Scan the material and copy every line in which "this" appears.

====== DATA LINES

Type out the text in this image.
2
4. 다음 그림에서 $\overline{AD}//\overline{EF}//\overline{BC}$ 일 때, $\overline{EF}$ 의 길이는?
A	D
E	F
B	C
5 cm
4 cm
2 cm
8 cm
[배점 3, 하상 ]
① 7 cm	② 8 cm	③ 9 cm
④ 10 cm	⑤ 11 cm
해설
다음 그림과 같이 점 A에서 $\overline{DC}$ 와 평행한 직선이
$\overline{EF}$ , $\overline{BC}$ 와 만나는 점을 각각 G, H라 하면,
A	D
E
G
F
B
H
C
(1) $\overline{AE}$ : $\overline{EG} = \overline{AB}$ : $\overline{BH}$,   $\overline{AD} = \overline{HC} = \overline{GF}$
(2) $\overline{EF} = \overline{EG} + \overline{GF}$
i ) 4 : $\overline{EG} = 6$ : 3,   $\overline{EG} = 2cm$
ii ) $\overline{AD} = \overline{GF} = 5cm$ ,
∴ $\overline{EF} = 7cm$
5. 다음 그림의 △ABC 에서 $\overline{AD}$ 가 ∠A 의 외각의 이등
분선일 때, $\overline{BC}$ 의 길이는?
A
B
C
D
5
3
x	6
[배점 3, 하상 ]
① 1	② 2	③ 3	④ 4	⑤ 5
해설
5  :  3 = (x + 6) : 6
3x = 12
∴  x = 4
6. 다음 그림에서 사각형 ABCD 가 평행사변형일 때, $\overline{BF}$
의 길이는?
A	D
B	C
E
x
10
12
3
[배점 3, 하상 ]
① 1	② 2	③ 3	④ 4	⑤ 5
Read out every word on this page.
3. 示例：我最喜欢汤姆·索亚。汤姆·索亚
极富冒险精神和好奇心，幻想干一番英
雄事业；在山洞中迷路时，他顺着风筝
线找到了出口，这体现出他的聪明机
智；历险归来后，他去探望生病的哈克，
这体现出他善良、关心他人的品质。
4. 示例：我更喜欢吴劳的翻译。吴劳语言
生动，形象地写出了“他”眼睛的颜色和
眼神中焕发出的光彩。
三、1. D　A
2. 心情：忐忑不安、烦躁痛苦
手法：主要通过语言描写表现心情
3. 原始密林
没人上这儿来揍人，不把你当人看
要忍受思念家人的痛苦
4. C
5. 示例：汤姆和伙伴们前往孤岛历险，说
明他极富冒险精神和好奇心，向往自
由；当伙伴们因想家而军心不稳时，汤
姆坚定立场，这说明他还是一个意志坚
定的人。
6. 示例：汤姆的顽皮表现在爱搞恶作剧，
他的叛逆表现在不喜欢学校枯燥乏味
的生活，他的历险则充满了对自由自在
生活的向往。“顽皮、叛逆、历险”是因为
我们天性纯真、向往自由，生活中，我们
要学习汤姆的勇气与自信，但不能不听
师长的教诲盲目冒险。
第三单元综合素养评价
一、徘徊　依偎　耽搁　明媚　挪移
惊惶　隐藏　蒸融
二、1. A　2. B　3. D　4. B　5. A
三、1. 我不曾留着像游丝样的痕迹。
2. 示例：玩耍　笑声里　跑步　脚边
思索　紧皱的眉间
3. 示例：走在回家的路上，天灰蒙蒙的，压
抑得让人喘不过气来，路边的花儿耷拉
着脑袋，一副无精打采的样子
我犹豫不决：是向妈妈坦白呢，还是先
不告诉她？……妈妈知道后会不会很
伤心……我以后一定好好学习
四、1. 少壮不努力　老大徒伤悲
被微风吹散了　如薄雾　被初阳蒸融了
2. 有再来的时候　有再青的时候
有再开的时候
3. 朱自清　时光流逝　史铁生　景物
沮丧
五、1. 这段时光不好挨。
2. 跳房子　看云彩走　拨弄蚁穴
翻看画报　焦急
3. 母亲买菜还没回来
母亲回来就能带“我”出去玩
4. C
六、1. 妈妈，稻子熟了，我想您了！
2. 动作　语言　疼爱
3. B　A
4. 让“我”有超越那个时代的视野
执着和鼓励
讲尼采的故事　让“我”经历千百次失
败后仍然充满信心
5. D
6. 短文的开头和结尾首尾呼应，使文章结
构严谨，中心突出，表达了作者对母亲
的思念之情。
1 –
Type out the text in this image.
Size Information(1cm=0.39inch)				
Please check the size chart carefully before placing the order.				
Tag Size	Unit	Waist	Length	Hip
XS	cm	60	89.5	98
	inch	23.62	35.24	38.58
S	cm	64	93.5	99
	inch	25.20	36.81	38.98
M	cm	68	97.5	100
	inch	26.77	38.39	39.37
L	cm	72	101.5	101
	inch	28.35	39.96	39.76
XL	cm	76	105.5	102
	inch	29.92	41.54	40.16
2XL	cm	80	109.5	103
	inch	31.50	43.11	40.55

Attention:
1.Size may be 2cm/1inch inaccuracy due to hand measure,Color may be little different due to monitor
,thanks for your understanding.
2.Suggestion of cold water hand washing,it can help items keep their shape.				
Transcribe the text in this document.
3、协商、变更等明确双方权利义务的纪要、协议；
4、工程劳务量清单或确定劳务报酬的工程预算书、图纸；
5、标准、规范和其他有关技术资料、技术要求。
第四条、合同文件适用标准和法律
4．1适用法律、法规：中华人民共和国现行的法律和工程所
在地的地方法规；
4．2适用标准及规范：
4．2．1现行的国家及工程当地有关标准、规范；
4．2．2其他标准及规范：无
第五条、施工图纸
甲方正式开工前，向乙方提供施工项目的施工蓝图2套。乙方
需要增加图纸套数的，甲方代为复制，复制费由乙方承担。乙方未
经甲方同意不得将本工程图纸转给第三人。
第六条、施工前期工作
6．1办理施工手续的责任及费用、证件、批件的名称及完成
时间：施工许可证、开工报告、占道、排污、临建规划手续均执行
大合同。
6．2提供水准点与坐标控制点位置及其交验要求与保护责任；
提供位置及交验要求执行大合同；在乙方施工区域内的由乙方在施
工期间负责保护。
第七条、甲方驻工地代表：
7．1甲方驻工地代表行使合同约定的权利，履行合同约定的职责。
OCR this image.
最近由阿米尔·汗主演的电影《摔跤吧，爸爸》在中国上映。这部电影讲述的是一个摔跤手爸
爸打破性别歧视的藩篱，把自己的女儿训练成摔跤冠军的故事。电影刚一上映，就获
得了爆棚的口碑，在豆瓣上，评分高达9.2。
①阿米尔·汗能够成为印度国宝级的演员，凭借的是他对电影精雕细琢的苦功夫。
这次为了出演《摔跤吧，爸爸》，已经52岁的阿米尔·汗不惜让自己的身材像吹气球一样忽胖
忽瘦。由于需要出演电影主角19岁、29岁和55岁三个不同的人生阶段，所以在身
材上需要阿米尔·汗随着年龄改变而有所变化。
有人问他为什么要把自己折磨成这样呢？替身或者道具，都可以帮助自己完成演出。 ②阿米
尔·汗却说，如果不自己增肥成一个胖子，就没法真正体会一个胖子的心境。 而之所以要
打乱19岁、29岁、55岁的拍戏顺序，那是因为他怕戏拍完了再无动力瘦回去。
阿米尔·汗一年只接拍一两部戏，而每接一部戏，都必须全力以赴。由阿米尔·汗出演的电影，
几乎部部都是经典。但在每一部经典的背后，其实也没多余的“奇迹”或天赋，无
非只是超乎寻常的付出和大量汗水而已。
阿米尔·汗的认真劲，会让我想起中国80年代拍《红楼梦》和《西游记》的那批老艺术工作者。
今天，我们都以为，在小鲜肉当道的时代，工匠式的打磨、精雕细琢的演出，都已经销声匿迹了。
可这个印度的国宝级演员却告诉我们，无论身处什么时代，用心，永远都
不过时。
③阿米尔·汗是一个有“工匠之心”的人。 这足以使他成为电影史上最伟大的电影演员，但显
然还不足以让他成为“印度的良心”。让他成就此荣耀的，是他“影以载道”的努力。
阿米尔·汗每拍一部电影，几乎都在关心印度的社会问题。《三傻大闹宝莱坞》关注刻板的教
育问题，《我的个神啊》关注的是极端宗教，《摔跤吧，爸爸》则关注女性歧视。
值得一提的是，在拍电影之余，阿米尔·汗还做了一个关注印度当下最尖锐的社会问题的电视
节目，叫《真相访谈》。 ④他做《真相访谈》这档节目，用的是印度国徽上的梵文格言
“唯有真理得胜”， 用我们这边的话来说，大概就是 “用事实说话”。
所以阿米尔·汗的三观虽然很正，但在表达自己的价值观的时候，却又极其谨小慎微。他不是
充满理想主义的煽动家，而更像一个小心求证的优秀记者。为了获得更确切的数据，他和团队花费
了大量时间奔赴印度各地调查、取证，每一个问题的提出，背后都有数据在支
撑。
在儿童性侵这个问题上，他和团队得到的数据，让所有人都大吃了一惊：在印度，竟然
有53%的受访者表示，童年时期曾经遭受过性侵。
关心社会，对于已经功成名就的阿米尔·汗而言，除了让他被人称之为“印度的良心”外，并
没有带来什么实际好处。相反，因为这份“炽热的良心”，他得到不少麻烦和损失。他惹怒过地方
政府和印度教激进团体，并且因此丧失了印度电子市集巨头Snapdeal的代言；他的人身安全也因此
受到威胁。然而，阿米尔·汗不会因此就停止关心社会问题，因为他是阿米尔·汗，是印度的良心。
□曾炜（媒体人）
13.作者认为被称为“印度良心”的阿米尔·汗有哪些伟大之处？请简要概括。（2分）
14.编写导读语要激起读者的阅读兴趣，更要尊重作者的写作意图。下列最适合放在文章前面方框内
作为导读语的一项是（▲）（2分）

============

__THE REPLY__.
Type out the text in this image.
Read out every word on this page.
Type out the text in this image.
Transcribe the text in this document.
OCR this image.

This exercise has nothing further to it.